**Problem**
Reproduce all records verbatim.

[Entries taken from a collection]

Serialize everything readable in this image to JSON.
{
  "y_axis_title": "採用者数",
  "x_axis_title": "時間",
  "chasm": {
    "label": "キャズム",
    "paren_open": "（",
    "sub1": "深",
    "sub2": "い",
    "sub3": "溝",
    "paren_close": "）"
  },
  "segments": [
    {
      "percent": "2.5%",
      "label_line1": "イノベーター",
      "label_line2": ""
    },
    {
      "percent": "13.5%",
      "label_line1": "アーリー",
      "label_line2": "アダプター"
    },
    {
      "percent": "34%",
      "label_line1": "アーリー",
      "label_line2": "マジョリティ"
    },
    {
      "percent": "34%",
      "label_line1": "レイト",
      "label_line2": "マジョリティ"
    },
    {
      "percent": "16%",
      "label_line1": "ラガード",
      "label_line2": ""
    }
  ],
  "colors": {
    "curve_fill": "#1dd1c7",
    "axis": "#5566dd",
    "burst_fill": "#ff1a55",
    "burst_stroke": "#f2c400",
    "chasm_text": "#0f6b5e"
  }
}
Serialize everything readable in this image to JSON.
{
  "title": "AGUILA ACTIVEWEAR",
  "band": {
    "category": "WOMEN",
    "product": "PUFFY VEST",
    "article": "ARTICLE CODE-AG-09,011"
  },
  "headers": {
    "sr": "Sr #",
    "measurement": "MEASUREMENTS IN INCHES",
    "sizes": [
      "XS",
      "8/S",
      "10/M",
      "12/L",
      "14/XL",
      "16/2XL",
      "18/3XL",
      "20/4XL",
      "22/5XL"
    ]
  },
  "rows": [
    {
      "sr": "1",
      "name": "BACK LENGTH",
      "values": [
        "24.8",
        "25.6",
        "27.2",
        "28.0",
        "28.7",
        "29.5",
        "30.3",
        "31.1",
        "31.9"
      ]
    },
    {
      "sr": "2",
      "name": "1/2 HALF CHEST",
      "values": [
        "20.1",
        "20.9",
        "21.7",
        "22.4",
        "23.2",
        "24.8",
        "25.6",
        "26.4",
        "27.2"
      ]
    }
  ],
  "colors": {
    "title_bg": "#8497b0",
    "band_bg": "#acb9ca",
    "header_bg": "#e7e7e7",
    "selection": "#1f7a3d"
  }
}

**In response**
Serialize everything readable in this image to JSON.
{
  "y_axis_title": "採用者数",
  "x_axis_title": "時間",
  "chasm": {
    "label": "キャズム",
    "paren_open": "（",
    "sub1": "深",
    "sub2": "い",
    "sub3": "溝",
    "paren_close": "）"
  },
  "segments": [
    {
      "percent": "2.5%",
      "label_line1": "イノベーター",
      "label_line2": ""
    },
    {
      "percent": "13.5%",
      "label_line1": "アーリー",
      "label_line2": "アダプター"
    },
    {
      "percent": "34%",
      "label_line1": "アーリー",
      "label_line2": "マジョリティ"
    },
    {
      "percent": "34%",
      "label_line1": "レイト",
      "label_line2": "マジョリティ"
    },
    {
      "percent": "16%",
      "label_line1": "ラガード",
      "label_line2": ""
    }
  ],
  "colors": {
    "curve_fill": "#1dd1c7",
    "axis": "#5566dd",
    "burst_fill": "#ff1a55",
    "burst_stroke": "#f2c400",
    "chasm_text": "#0f6b5e"
  }
}
Serialize everything readable in this image to JSON.
{
  "title": "AGUILA ACTIVEWEAR",
  "band": {
    "category": "WOMEN",
    "product": "PUFFY VEST",
    "article": "ARTICLE CODE-AG-09,011"
  },
  "headers": {
    "sr": "Sr #",
    "measurement": "MEASUREMENTS IN INCHES",
    "sizes": [
      "XS",
      "8/S",
      "10/M",
      "12/L",
      "14/XL",
      "16/2XL",
      "18/3XL",
      "20/4XL",
      "22/5XL"
    ]
  },
  "rows": [
    {
      "sr": "1",
      "name": "BACK LENGTH",
      "values": [
        "24.8",
        "25.6",
        "27.2",
        "28.0",
        "28.7",
        "29.5",
        "30.3",
        "31.1",
        "31.9"
      ]
    },
    {
      "sr": "2",
      "name": "1/2 HALF CHEST",
      "values": [
        "20.1",
        "20.9",
        "21.7",
        "22.4",
        "23.2",
        "24.8",
        "25.6",
        "26.4",
        "27.2"
      ]
    }
  ],
  "colors": {
    "title_bg": "#8497b0",
    "band_bg": "#acb9ca",
    "header_bg": "#e7e7e7",
    "selection": "#1f7a3d"
  }
}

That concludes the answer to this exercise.